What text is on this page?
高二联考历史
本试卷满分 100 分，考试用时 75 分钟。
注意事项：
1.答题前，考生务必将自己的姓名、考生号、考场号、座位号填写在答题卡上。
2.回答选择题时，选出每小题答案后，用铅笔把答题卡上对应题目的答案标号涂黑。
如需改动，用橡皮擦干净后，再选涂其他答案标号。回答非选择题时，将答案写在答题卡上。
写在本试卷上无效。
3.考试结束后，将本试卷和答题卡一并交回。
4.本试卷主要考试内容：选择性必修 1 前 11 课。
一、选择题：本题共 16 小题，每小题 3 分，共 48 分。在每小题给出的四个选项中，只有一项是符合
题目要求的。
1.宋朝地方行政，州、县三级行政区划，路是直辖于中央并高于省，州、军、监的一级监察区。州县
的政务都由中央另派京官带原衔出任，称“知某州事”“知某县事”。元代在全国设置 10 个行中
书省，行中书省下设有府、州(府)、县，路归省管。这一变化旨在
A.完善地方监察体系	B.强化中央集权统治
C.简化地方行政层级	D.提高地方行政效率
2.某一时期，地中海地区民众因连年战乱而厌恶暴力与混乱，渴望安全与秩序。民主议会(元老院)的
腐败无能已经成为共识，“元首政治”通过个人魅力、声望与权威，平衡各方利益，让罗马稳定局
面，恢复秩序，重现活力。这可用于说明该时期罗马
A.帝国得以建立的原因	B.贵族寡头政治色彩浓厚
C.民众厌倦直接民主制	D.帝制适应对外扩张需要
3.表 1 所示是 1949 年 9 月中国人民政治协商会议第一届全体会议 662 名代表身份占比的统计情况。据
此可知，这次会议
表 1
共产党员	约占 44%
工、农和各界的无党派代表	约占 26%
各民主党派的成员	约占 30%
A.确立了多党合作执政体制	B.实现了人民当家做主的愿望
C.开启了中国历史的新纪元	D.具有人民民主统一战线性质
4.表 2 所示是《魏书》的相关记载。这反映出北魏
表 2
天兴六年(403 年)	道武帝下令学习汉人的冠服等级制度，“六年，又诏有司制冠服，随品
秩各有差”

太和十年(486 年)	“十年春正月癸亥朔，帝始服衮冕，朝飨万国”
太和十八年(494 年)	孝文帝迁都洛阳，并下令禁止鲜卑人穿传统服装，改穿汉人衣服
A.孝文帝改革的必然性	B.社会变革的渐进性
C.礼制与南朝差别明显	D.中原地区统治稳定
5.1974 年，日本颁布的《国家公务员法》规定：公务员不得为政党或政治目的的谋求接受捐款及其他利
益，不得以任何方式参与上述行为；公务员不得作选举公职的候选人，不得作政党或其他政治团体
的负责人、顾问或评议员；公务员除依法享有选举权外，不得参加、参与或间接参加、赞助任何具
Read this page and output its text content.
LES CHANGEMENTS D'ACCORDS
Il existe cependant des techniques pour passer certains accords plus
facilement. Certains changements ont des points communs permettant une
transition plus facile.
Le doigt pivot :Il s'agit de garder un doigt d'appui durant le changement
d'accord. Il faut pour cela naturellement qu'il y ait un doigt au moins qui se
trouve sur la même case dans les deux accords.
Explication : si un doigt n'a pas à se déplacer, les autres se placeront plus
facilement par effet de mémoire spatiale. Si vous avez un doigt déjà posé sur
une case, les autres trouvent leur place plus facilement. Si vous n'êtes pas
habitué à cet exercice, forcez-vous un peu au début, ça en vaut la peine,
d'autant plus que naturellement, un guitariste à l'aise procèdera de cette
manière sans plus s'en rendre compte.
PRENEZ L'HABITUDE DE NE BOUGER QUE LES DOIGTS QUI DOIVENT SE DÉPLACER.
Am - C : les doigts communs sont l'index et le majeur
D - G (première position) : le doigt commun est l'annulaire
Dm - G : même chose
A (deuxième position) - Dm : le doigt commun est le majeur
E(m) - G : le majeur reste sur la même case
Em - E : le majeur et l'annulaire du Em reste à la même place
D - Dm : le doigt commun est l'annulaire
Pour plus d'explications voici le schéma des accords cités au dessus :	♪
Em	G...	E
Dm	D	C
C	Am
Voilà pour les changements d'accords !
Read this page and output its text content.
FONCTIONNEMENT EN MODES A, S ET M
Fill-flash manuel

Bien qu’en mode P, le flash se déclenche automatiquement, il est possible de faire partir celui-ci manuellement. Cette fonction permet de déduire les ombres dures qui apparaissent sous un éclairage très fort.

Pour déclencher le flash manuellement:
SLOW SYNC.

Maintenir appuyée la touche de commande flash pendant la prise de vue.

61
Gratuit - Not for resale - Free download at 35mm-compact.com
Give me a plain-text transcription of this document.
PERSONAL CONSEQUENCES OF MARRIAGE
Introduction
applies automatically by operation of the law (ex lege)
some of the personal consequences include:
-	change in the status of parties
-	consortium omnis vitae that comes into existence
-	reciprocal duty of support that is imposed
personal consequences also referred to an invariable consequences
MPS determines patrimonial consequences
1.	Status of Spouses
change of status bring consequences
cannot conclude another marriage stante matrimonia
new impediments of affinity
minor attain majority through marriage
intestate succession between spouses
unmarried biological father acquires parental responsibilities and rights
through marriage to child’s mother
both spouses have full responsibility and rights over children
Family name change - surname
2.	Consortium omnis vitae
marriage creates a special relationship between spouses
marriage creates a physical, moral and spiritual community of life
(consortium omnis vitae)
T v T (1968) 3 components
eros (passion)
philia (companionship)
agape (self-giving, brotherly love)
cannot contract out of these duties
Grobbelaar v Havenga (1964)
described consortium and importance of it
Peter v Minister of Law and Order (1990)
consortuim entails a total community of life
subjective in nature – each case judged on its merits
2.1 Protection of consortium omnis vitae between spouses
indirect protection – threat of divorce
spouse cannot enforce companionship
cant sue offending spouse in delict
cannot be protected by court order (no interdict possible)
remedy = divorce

* What you are asked to do: Copy out every line of the listing that contains the string "facilement".

* Worked answer:
facilement. Certains changements ont des points communs permettant une
facilement par effet de mémoire spatiale. Si vous avez un doigt déjà posé sur
une case, les autres trouvent leur place plus facilement. Si vous n'êtes pas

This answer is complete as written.